#### [Documento de origem]
==================================================

O ainda Presidente dos Estados Unidos da América atirou-se à Fox News na rede social Twitter, desiludido com a estação televisiva outrora vista como sua apoiante indefetível. Numa escalada que vem pelo menos desde o dia das eleições, Trump acusa a emissora do empresário Rupert Murdoch de se ter esquecido “do que lhes deu êxito, do que os trouxe até aqui”. Conclui o chefe de Estado derrotado nas urnas: “Esqueceram-se da galinha dos ovos de ouro”.
Trump fez esta publicação após uma série em que republicava comentários de apoiantes seus contra a Fox e a favor do canal de direita Newsmax. A Fox suscitou a ira presidencial desde que foi, após as eleições de 3 de novembro, um dos primeiros canais a atribuir a Joe Biden a vitória no estado do Arizona, para depois reconhecer que o candidato do Partido Democrata venceu as presidenciais. Ainda assim, Trump reserva exceções para apresentadores da Fox mais próximos de si, como Sean Hannity e Lou Dobbs.
O Presidente cessante afirma, sem provas, que as audiências da Fox “colapsaram por completo”. O certo é que o público da Newsmax cresceu de 65 mil para 800 mil espectadores no horário nobre, segundo a agência Nielsen, citada por “The New York Times”. A sua aplicação foi a quarta mais procurada na App Store da Apple esta quinta-feira.
Trump não reconhece o resultado das eleições e a Fox tem informado os seus espectadores de que as alegações de fraude veiculadas pelo milionário não têm qualquer fundamento. Segunda-feira a estação interrompeu mesmo um direto enquanto uma porta-voz da Casa Branca repetia inverdades sobre a votação. Afirmou o pivô Neil Cavuto: “Ela está a acusar o outro lado de aceitar fraude e votos ilegais. A não ser que tenha pormenores que sustentem isso, não posso em consciência continuar a mostrar-vos isto”.

==================================================

#### [Problema proposto 1]
Reproduza palavra por palavra o trecho do documento de origem que começa em "Trump fez esta" e segue até "e Lou Dobbs.".
#### [Problema proposto 2]
De acordo com o documento de origem, quanto cresceu o público da Newsmax no horário nobre?
#### [Problema proposto 3]
Indique se cada afirmação está de acordo com o documento de origem. Responda sim ou não e cite literalmente as palavras que o decidem.
(a) Trump abre exceções para Sean Hannity e Lou Dobbs.
(b) A aplicação da Newsmax foi a mais procurada na App Store da Apple nessa quinta-feira.
(c) A Fox interrompeu um direto na terça-feira.

#### [Dados fornecidos]

==================================================

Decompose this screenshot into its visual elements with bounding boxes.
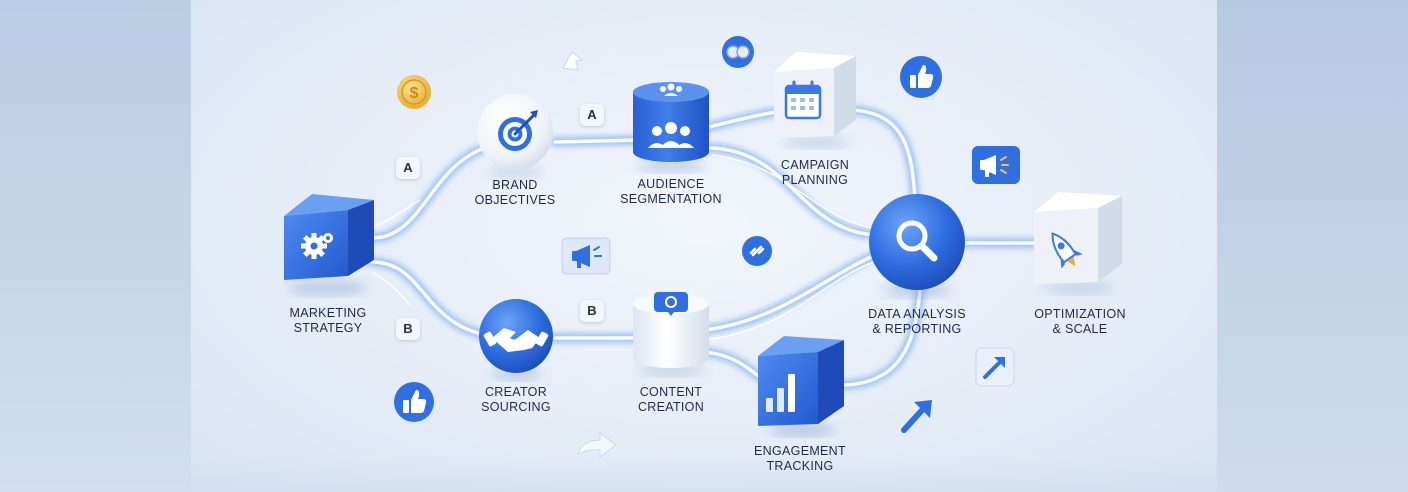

==================================================

#### [Resultado final 1]
Trump fez esta publicação após uma série em que republicava comentários de apoiantes seus contra a Fox e a favor do canal de direita Newsmax. A Fox suscitou a ira presidencial desde que foi, após as eleições de 3 de novembro, um dos primeiros canais a atribuir a Joe Biden a vitória no estado do Arizona, para depois reconhecer que o candidato do Partido Democrata venceu as presidenciais. Ainda assim, Trump reserva exceções para apresentadores da Fox mais próximos de si, como Sean Hannity e Lou Dobbs.

#### [Resultado final 2]
Passou de 65 mil para 800 mil espectadores, segundo a agência Nielsen.

#### [Resultado final 3]
(a) Sim: "Trump reserva exceções para apresentadores da Fox mais próximos de si, como Sean Hannity e Lou Dobbs."
(b) Não: "A sua aplicação foi a quarta mais procurada na App Store da Apple esta quinta-feira."
(c) Não: "Segunda-feira a estação interrompeu mesmo um direto"